Begin
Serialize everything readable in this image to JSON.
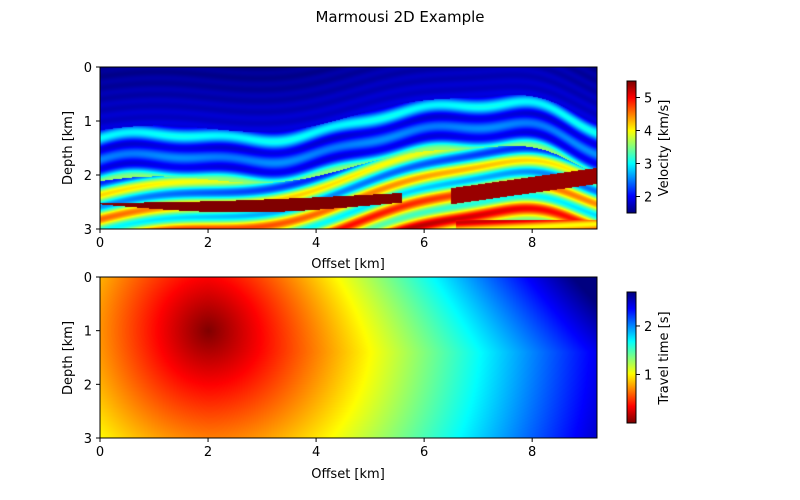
{
  "figure_title": "Marmousi 2D Example",
  "chart_data": [
    {
      "type": "heatmap",
      "name": "velocity",
      "colormap": "jet",
      "xlabel": "Offset [km]",
      "ylabel": "Depth [km]",
      "xlim": [
        0,
        9.2
      ],
      "ylim": [
        3,
        0
      ],
      "xticks": [
        "0",
        "2",
        "4",
        "6",
        "8"
      ],
      "yticks": [
        "0",
        "1",
        "2",
        "3"
      ],
      "colorbar": {
        "label": "Velocity [km/s]",
        "range": [
          1.5,
          5.5
        ],
        "ticks": [
          "2",
          "3",
          "4",
          "5"
        ]
      }
    },
    {
      "type": "heatmap",
      "name": "traveltime",
      "colormap": "jet_r",
      "xlabel": "Offset [km]",
      "ylabel": "Depth [km]",
      "xlim": [
        0,
        9.2
      ],
      "ylim": [
        3,
        0
      ],
      "source": {
        "x": 2.0,
        "z": 1.0
      },
      "xticks": [
        "0",
        "2",
        "4",
        "6",
        "8"
      ],
      "yticks": [
        "0",
        "1",
        "2",
        "3"
      ],
      "colorbar": {
        "label": "Travel time [s]",
        "range": [
          0,
          2.7
        ],
        "ticks": [
          "1",
          "2"
        ]
      }
    }
  ]
}
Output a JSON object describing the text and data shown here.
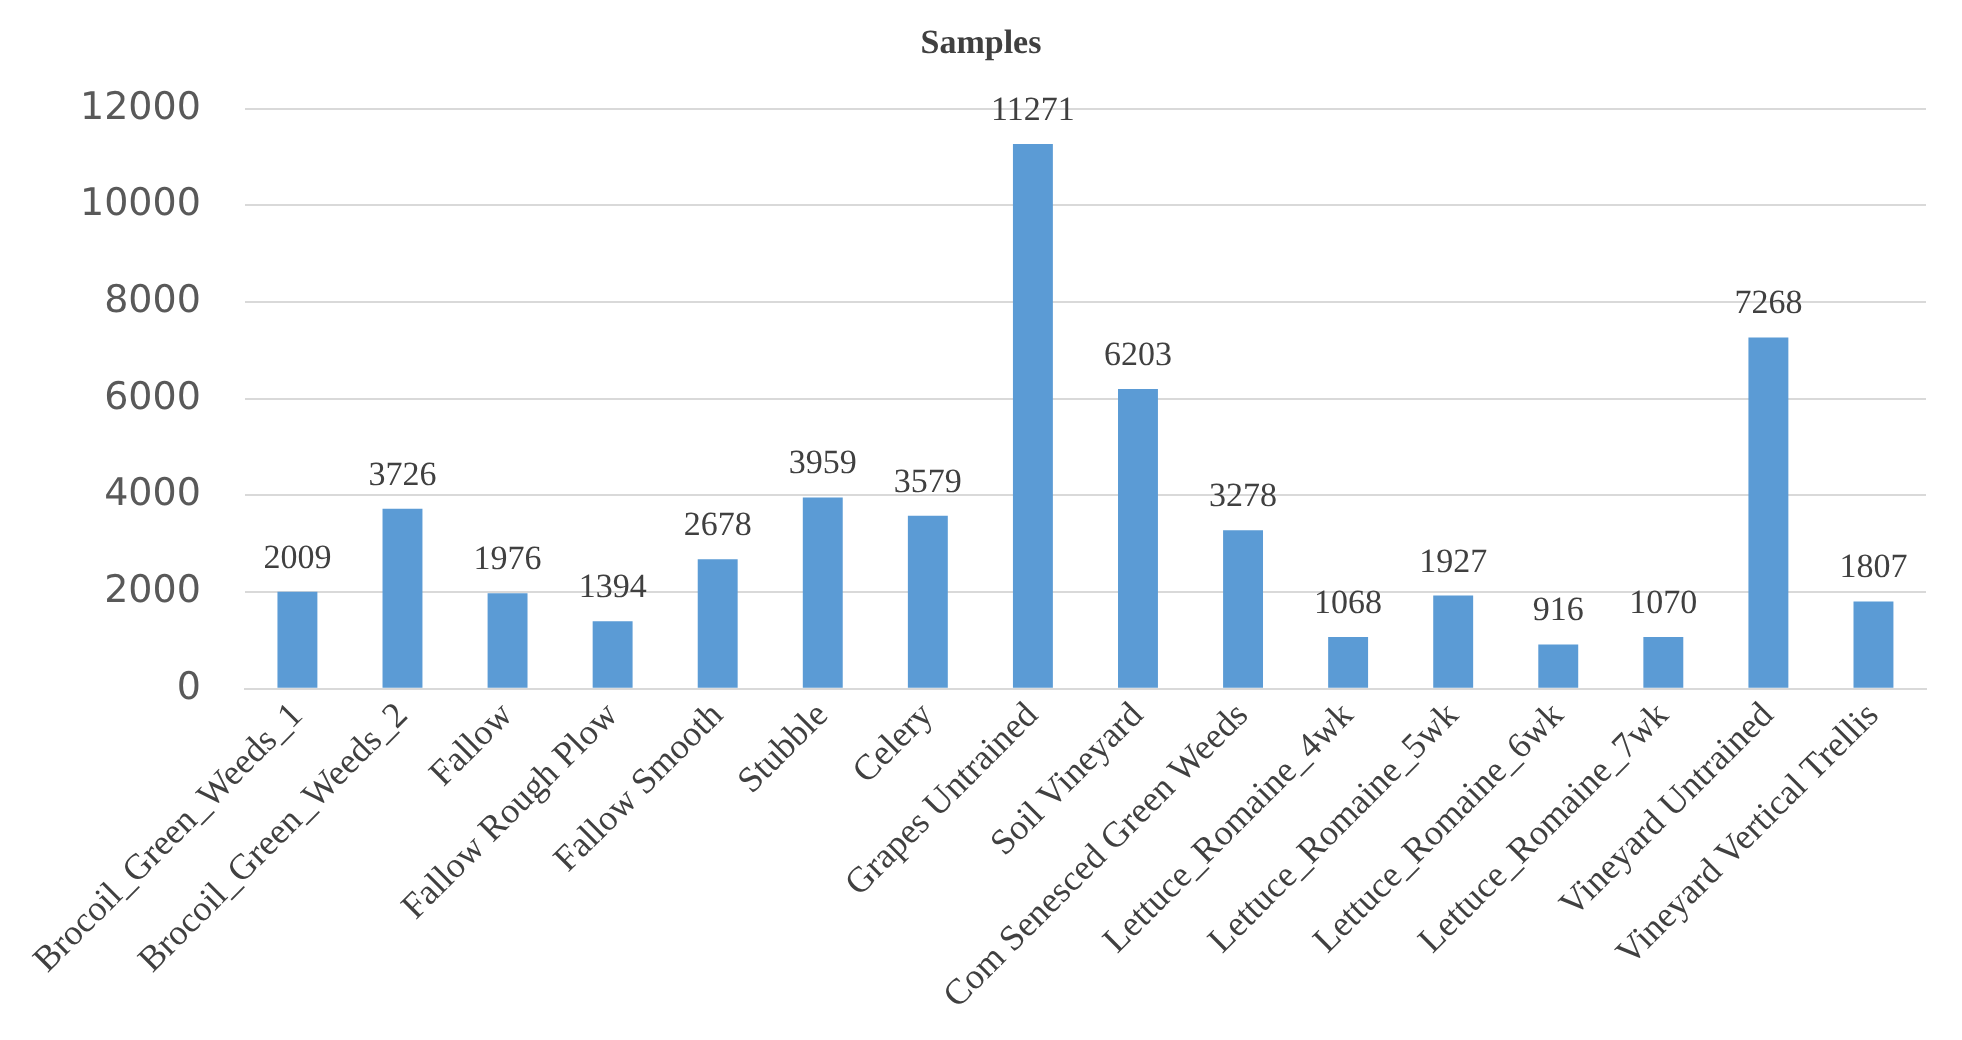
{
  "chart_data": {
    "type": "bar",
    "title": "Samples",
    "categories": [
      "Brocoil_Green_Weeds_1",
      "Brocoil_Green_Weeds_2",
      "Fallow",
      "Fallow Rough Plow",
      "Fallow Smooth",
      "Stubble",
      "Celery",
      "Grapes Untrained",
      "Soil Vineyard",
      "Com Senesced Green Weeds",
      "Lettuce_Romaine_4wk",
      "Lettuce_Romaine_5wk",
      "Lettuce_Romaine_6wk",
      "Lettuce_Romaine_7wk",
      "Vineyard Untrained",
      "Vineyard Vertical Trellis"
    ],
    "values": [
      2009,
      3726,
      1976,
      1394,
      2678,
      3959,
      3579,
      11271,
      6203,
      3278,
      1068,
      1927,
      916,
      1070,
      7268,
      1807
    ],
    "color": "#5b9bd5",
    "ylim": [
      0,
      12000
    ],
    "yticks": [
      0,
      2000,
      4000,
      6000,
      8000,
      10000,
      12000
    ],
    "grid": "y",
    "legend": false,
    "data_labels": true
  }
}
End
## GIVEN INSTRUCTION
Quote every line word for word and keep the images out of the copy.

## EXERCISE ANSWER
Serialize everything readable in this image to JSON.
{
  "figure_title": "Marmousi 2D Example",
  "chart_data": [
    {
      "type": "heatmap",
      "name": "velocity",
      "colormap": "jet",
      "xlabel": "Offset [km]",
      "ylabel": "Depth [km]",
      "xlim": [
        0,
        9.2
      ],
      "ylim": [
        3,
        0
      ],
      "xticks": [
        "0",
        "2",
        "4",
        "6",
        "8"
      ],
      "yticks": [
        "0",
        "1",
        "2",
        "3"
      ],
      "colorbar": {
        "label": "Velocity [km/s]",
        "range": [
          1.5,
          5.5
        ],
        "ticks": [
          "2",
          "3",
          "4",
          "5"
        ]
      }
    },
    {
      "type": "heatmap",
      "name": "traveltime",
      "colormap": "jet_r",
      "xlabel": "Offset [km]",
      "ylabel": "Depth [km]",
      "xlim": [
        0,
        9.2
      ],
      "ylim": [
        3,
        0
      ],
      "source": {
        "x": 2.0,
        "z": 1.0
      },
      "xticks": [
        "0",
        "2",
        "4",
        "6",
        "8"
      ],
      "yticks": [
        "0",
        "1",
        "2",
        "3"
      ],
      "colorbar": {
        "label": "Travel time [s]",
        "range": [
          0,
          2.7
        ],
        "ticks": [
          "1",
          "2"
        ]
      }
    }
  ]
}
Output a JSON object describing the text and data shown here.
{
  "chart_data": {
    "type": "bar",
    "title": "Samples",
    "categories": [
      "Brocoil_Green_Weeds_1",
      "Brocoil_Green_Weeds_2",
      "Fallow",
      "Fallow Rough Plow",
      "Fallow Smooth",
      "Stubble",
      "Celery",
      "Grapes Untrained",
      "Soil Vineyard",
      "Com Senesced Green Weeds",
      "Lettuce_Romaine_4wk",
      "Lettuce_Romaine_5wk",
      "Lettuce_Romaine_6wk",
      "Lettuce_Romaine_7wk",
      "Vineyard Untrained",
      "Vineyard Vertical Trellis"
    ],
    "values": [
      2009,
      3726,
      1976,
      1394,
      2678,
      3959,
      3579,
      11271,
      6203,
      3278,
      1068,
      1927,
      916,
      1070,
      7268,
      1807
    ],
    "color": "#5b9bd5",
    "ylim": [
      0,
      12000
    ],
    "yticks": [
      0,
      2000,
      4000,
      6000,
      8000,
      10000,
      12000
    ],
    "grid": "y",
    "legend": false,
    "data_labels": true
  }
}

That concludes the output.